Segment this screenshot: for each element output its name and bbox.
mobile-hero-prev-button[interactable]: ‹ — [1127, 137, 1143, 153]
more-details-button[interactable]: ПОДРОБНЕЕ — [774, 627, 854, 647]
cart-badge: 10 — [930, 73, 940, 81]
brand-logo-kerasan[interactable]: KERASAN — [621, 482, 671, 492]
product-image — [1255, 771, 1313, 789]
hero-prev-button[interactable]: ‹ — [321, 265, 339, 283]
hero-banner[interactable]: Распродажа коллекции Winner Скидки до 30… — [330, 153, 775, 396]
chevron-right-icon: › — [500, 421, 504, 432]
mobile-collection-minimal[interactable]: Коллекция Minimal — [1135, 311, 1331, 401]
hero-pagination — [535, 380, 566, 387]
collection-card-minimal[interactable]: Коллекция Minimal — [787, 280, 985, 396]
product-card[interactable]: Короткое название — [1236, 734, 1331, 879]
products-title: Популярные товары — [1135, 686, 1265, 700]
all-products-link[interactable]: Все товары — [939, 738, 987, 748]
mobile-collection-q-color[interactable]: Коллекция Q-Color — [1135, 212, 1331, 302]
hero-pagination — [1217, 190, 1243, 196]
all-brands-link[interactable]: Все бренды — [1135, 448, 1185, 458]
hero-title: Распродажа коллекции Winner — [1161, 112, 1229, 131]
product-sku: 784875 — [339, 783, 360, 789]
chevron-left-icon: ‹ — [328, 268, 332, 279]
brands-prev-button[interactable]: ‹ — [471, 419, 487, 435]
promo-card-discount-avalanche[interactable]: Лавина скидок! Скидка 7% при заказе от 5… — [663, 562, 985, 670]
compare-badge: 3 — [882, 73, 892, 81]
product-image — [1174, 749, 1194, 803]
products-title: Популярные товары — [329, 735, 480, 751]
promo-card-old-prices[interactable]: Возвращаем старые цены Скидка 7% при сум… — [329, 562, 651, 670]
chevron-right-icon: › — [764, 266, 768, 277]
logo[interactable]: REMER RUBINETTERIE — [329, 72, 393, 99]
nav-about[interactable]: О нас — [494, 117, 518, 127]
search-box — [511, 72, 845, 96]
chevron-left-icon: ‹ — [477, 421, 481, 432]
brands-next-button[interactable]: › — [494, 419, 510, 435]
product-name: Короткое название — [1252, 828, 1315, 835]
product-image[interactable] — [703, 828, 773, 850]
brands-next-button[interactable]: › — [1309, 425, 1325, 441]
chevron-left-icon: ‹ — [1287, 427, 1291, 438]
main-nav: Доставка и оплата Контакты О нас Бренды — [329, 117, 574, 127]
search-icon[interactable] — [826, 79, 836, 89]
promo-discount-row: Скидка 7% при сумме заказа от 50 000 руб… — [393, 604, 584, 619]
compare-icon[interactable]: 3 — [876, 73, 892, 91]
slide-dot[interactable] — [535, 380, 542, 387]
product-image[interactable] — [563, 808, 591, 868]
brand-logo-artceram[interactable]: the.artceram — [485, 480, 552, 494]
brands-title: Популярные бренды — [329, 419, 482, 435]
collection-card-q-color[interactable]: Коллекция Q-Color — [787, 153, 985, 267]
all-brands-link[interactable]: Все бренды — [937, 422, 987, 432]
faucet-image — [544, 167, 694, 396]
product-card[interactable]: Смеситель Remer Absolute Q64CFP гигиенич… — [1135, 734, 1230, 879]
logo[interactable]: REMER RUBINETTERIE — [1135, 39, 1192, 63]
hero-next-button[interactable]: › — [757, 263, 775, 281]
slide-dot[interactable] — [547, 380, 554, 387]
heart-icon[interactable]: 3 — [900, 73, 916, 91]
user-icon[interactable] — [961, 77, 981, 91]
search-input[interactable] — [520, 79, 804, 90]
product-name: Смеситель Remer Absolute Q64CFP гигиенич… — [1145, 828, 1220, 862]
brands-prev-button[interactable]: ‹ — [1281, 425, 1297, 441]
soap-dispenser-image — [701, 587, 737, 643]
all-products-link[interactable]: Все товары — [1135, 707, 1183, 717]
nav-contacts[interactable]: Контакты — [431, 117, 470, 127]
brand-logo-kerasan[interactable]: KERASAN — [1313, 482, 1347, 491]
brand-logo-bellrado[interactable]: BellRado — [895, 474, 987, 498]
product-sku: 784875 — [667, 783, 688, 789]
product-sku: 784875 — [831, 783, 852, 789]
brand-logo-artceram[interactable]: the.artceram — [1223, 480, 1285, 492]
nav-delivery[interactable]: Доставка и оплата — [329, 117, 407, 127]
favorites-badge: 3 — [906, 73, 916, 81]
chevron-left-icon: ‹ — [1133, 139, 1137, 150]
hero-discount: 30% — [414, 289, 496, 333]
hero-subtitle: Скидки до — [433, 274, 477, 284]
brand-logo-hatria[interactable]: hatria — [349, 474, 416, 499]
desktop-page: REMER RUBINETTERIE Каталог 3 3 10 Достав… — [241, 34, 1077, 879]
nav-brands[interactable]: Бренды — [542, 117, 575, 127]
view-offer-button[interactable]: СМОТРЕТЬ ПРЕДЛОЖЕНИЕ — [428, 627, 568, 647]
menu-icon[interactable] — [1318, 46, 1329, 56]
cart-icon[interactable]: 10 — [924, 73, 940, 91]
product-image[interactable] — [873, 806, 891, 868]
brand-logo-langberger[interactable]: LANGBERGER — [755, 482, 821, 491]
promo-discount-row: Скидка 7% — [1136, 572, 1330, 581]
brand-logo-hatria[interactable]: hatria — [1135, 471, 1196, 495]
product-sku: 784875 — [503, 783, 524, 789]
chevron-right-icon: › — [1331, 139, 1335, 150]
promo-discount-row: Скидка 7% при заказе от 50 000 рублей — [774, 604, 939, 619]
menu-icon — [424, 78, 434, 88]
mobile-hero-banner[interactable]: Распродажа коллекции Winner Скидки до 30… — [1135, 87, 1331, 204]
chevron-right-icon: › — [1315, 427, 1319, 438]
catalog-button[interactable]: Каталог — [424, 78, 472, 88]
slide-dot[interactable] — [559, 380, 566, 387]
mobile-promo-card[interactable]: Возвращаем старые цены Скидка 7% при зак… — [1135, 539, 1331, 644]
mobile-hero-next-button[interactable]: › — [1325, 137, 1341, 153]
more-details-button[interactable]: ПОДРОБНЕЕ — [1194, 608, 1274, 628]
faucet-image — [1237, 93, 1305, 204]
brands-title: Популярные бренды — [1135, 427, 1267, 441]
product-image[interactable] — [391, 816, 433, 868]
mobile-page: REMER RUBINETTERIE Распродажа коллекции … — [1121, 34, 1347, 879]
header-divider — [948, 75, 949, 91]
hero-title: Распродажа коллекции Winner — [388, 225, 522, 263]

..............................

Written task:
Print all of the records above again, line for line and without any changes.

Result of this exercise:
Segment this screenshot: for each element output its name and bbox.
mobile-hero-prev-button[interactable]: ‹ — [1127, 137, 1143, 153]
more-details-button[interactable]: ПОДРОБНЕЕ — [774, 627, 854, 647]
cart-badge: 10 — [930, 73, 940, 81]
brand-logo-kerasan[interactable]: KERASAN — [621, 482, 671, 492]
product-image — [1255, 771, 1313, 789]
hero-prev-button[interactable]: ‹ — [321, 265, 339, 283]
hero-banner[interactable]: Распродажа коллекции Winner Скидки до 30… — [330, 153, 775, 396]
chevron-right-icon: › — [500, 421, 504, 432]
mobile-collection-minimal[interactable]: Коллекция Minimal — [1135, 311, 1331, 401]
hero-pagination — [535, 380, 566, 387]
collection-card-minimal[interactable]: Коллекция Minimal — [787, 280, 985, 396]
product-card[interactable]: Короткое название — [1236, 734, 1331, 879]
products-title: Популярные товары — [1135, 686, 1265, 700]
all-products-link[interactable]: Все товары — [939, 738, 987, 748]
mobile-collection-q-color[interactable]: Коллекция Q-Color — [1135, 212, 1331, 302]
hero-pagination — [1217, 190, 1243, 196]
all-brands-link[interactable]: Все бренды — [1135, 448, 1185, 458]
hero-title: Распродажа коллекции Winner — [1161, 112, 1229, 131]
product-sku: 784875 — [339, 783, 360, 789]
chevron-left-icon: ‹ — [328, 268, 332, 279]
brands-prev-button[interactable]: ‹ — [471, 419, 487, 435]
promo-card-discount-avalanche[interactable]: Лавина скидок! Скидка 7% при заказе от 5… — [663, 562, 985, 670]
compare-badge: 3 — [882, 73, 892, 81]
product-image — [1174, 749, 1194, 803]
products-title: Популярные товары — [329, 735, 480, 751]
promo-card-old-prices[interactable]: Возвращаем старые цены Скидка 7% при сум… — [329, 562, 651, 670]
chevron-right-icon: › — [764, 266, 768, 277]
logo[interactable]: REMER RUBINETTERIE — [329, 72, 393, 99]
nav-about[interactable]: О нас — [494, 117, 518, 127]
search-box — [511, 72, 845, 96]
chevron-left-icon: ‹ — [477, 421, 481, 432]
brands-next-button[interactable]: › — [494, 419, 510, 435]
product-name: Короткое название — [1252, 828, 1315, 835]
product-image[interactable] — [703, 828, 773, 850]
brands-next-button[interactable]: › — [1309, 425, 1325, 441]
chevron-left-icon: ‹ — [1287, 427, 1291, 438]
main-nav: Доставка и оплата Контакты О нас Бренды — [329, 117, 574, 127]
search-icon[interactable] — [826, 79, 836, 89]
promo-discount-row: Скидка 7% при сумме заказа от 50 000 руб… — [393, 604, 584, 619]
compare-icon[interactable]: 3 — [876, 73, 892, 91]
slide-dot[interactable] — [535, 380, 542, 387]
product-image[interactable] — [563, 808, 591, 868]
brand-logo-artceram[interactable]: the.artceram — [485, 480, 552, 494]
brands-title: Популярные бренды — [329, 419, 482, 435]
collection-card-q-color[interactable]: Коллекция Q-Color — [787, 153, 985, 267]
all-brands-link[interactable]: Все бренды — [937, 422, 987, 432]
faucet-image — [544, 167, 694, 396]
product-card[interactable]: Смеситель Remer Absolute Q64CFP гигиенич… — [1135, 734, 1230, 879]
logo[interactable]: REMER RUBINETTERIE — [1135, 39, 1192, 63]
hero-next-button[interactable]: › — [757, 263, 775, 281]
slide-dot[interactable] — [547, 380, 554, 387]
heart-icon[interactable]: 3 — [900, 73, 916, 91]
user-icon[interactable] — [961, 77, 981, 91]
search-input[interactable] — [520, 79, 804, 90]
product-name: Смеситель Remer Absolute Q64CFP гигиенич… — [1145, 828, 1220, 862]
brands-prev-button[interactable]: ‹ — [1281, 425, 1297, 441]
soap-dispenser-image — [701, 587, 737, 643]
all-products-link[interactable]: Все товары — [1135, 707, 1183, 717]
nav-contacts[interactable]: Контакты — [431, 117, 470, 127]
brand-logo-kerasan[interactable]: KERASAN — [1313, 482, 1347, 491]
brand-logo-bellrado[interactable]: BellRado — [895, 474, 987, 498]
product-sku: 784875 — [667, 783, 688, 789]
product-sku: 784875 — [831, 783, 852, 789]
brand-logo-artceram[interactable]: the.artceram — [1223, 480, 1285, 492]
nav-delivery[interactable]: Доставка и оплата — [329, 117, 407, 127]
favorites-badge: 3 — [906, 73, 916, 81]
chevron-left-icon: ‹ — [1133, 139, 1137, 150]
hero-discount: 30% — [414, 289, 496, 333]
hero-subtitle: Скидки до — [433, 274, 477, 284]
brand-logo-hatria[interactable]: hatria — [349, 474, 416, 499]
desktop-page: REMER RUBINETTERIE Каталог 3 3 10 Достав… — [241, 34, 1077, 879]
nav-brands[interactable]: Бренды — [542, 117, 575, 127]
view-offer-button[interactable]: СМОТРЕТЬ ПРЕДЛОЖЕНИЕ — [428, 627, 568, 647]
menu-icon[interactable] — [1318, 46, 1329, 56]
cart-icon[interactable]: 10 — [924, 73, 940, 91]
product-image[interactable] — [873, 806, 891, 868]
brand-logo-langberger[interactable]: LANGBERGER — [755, 482, 821, 491]
promo-discount-row: Скидка 7% — [1136, 572, 1330, 581]
brand-logo-hatria[interactable]: hatria — [1135, 471, 1196, 495]
product-sku: 784875 — [503, 783, 524, 789]
chevron-right-icon: › — [1331, 139, 1335, 150]
promo-discount-row: Скидка 7% при заказе от 50 000 рублей — [774, 604, 939, 619]
menu-icon — [424, 78, 434, 88]
mobile-hero-banner[interactable]: Распродажа коллекции Winner Скидки до 30… — [1135, 87, 1331, 204]
chevron-right-icon: › — [1315, 427, 1319, 438]
catalog-button[interactable]: Каталог — [424, 78, 472, 88]
slide-dot[interactable] — [559, 380, 566, 387]
mobile-promo-card[interactable]: Возвращаем старые цены Скидка 7% при зак… — [1135, 539, 1331, 644]
mobile-hero-next-button[interactable]: › — [1325, 137, 1341, 153]
more-details-button[interactable]: ПОДРОБНЕЕ — [1194, 608, 1274, 628]
faucet-image — [1237, 93, 1305, 204]
brands-title: Популярные бренды — [1135, 427, 1267, 441]
product-image[interactable] — [391, 816, 433, 868]
mobile-page: REMER RUBINETTERIE Распродажа коллекции … — [1121, 34, 1347, 879]
header-divider — [948, 75, 949, 91]
hero-title: Распродажа коллекции Winner — [388, 225, 522, 263]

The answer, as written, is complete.